Provided passage >>
--------------------
Identification Method for Users-Transformer Relationship in Station Area Based on Local Selective Combination in Parallel Outlier Ensembles Algorithm

by Yunlong Ma1, Junwei Niu2,*, Bo Xu3, Xingtao Song2, Wei Huang2, Guoqiang Sun2

1 State Grid Jiangsu Electric Power Co., Ltd., Nanjing, 210000, China
2 College of Energy and Electrical Engineering, Hohai University, Nanjing, 210000, China
3 Jiangsu Frontier Electric Power Technology Co., Ltd., Nanjing, 210000, China

* Corresponding Author: Junwei Niu. Email: email

Energy Engineering 2023, 120(3), 681-700. https://doi.org/10.32604/ee.2023.024719

Abstract

In the power distribution system, the missing or incorrect file of users-transformer relationship (UTR) in low-voltage station area (LVSA) will affect the lean management of the LVSA, and the operation and maintenance of the distribution network. To effectively improve the lean management of LVSA, the paper proposes an identification method for the UTR based on Local Selective Combination in Parallel Outlier Ensembles algorithm (LSCP). Firstly, the voltage data is reconstructed based on the information entropy to highlight the differences in between. Then, the LSCP algorithm combines four base outlier detection algorithms, namely Isolation Forest (I-Forest), One-Class Support Vector Machine (OC-SVM), Copula-Based Outlier Detection (COPOD) and Local Outlier Factor (LOF), to construct the identification model of UTR. This model can accurately detect users’ differences in voltage data, and identify users with wrong UTR. Meanwhile, the key input parameter of the LSCP algorithm is determined automatically through the line loss rate, and the influence of artificial settings on recognition accuracy can be reduced. Finally, this method is verified in the actual LVSA where the recall and precision rates are 100% compared with other methods. Furthermore, the applicability to the LVSAs with difficult data acquisition and the voltage data error in transmission are analyzed. The proposed method adopts the ensemble learning framework and does not need to set the detection threshold manually. And it is applicable to the LVSAs with difficult data acquisition and high voltage similarity, which improves the stability and accuracy of UTR identification in LVSA.
--------------------
Dataset excerpt >>
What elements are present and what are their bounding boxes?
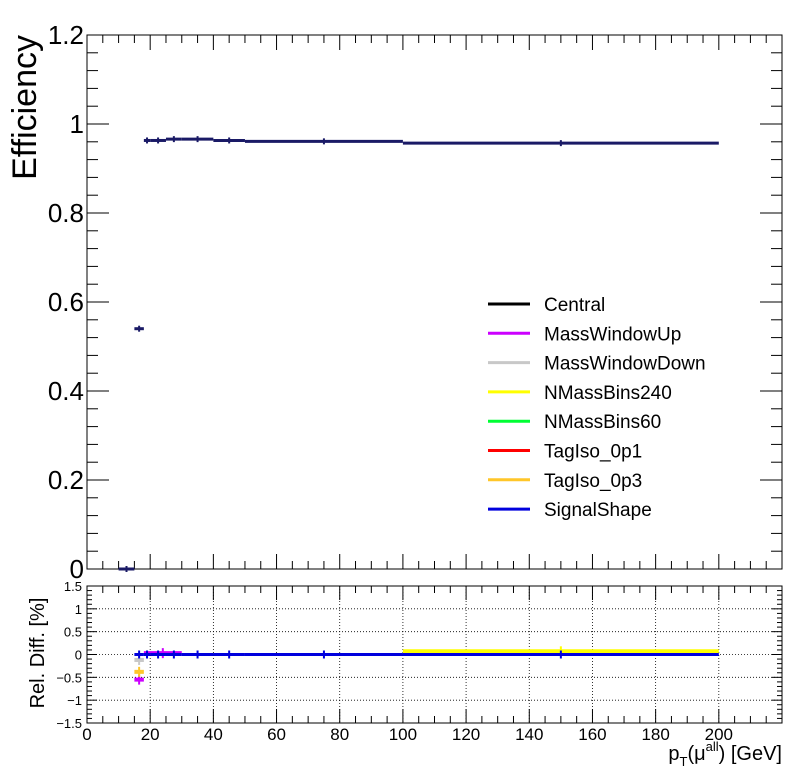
--------------------
Set problem 1 >>
Condense the paragraph of the users-transformer identification text that begins "In the power distribution system" into a short bulleted list, keeping its main facts.
Set problem 2 >>
Continue the text on identifying users-transformer relationships from where it stops.

Exercise answer 1 >>
- Missing or incorrect users-transformer relationship (UTR) files in low-voltage station areas (LVSA) hurt lean management of the LVSA and the operation and maintenance of the distribution network.
- The paper proposes a UTR identification method based on the Local Selective Combination in Parallel Outlier Ensembles algorithm (LSCP).
- Voltage data is first reconstructed using information entropy to highlight differences.
- LSCP combines four base outlier detectors (I-Forest, OC-SVM, COPOD and LOF) into a model that detects voltage differences and finds users with wrong UTR.
- The key LSCP input parameter is set automatically from the line loss rate, which reduces the effect of manual settings on accuracy.
- In an actual LVSA, recall and precision reached 100% compared with other methods.
- The analysis also covers LVSAs where data is hard to collect and voltage data errors in transmission.
- The method uses an ensemble learning framework, needs no manual detection threshold, and suits LVSAs with hard data acquisition and high voltage similarity, improving the stability and accuracy of UTR identification.

Exercise answer 2 >>
Keywords


Nomenclature

UTR Users-transformer relationship
LVSA Low-voltage station area
LSCP Local Selective Combination in Parallel Outlier Ensembles algorithm
I-Forest Isolation Forest
OC-SVM One-Class Support Vector Machine
COPOD Copula-Based Outlier Detection
LOF Local Outlier Factor
DTW Dynamic time warping distance
MILP Mixed integer linear programming
LVDN Low-voltage distributed network
KNN K-Nearest Neighbor

1  Introduction

The users-transformer relationship (UTR) refers to the subordinate relationship between the end user’s electricity meter and the transformer in the low-voltage station area (LVSA). The UTR of LVSA in China is shown in Fig. 1. The correct UTR is the guarantee for outage management [1], LVSA line loss calculation [2], line transformation, and other services [3]. The transformation and upgrading of low-voltage distribution lines make the relationship between users and transformer change frequently [4]. Delay or manual omission in the information update of power distribution system will lead to wrong UTR files in LVSA. The incorrect UTR affects the operation and maintenance of the distribution network [5], and causes the inconsistent measurement data of the marketing measurement system between users and the transformer, which will lead to the abnormal line loss of the LVSA and affect the lean management of the LVSA [6].

images

Figure 1: The UTR of LVSA in China

To solve the problems, such as abnormal line loss caused by the wrong UTR, it is necessary to identify the UTR in LVSA. Traditional engineering methods, including instantaneous power outage method [7] and pulse current method [8,9], etc., require manual on-site verification and have low accuracy and efficiency, which are not in line with the intelligent development goal of the distribution network. Therefore, it is urgent to put forward a new method of the UTR identification, which can meet the requirements of accuracy and intelligence and facilitate the digital transformation of the distribution network [10].

In recent years, with the popularity of smart meters, the acquisition system has accumulated massive electrical data of users, providing a basis for the UTR identification in the LVSA [11,12]. At present, the existing data-driven identification methods for UTR can be roughly divided into four categories, which are based on the similarity of electrical data, conservation of electrical data, multi-source data, and others.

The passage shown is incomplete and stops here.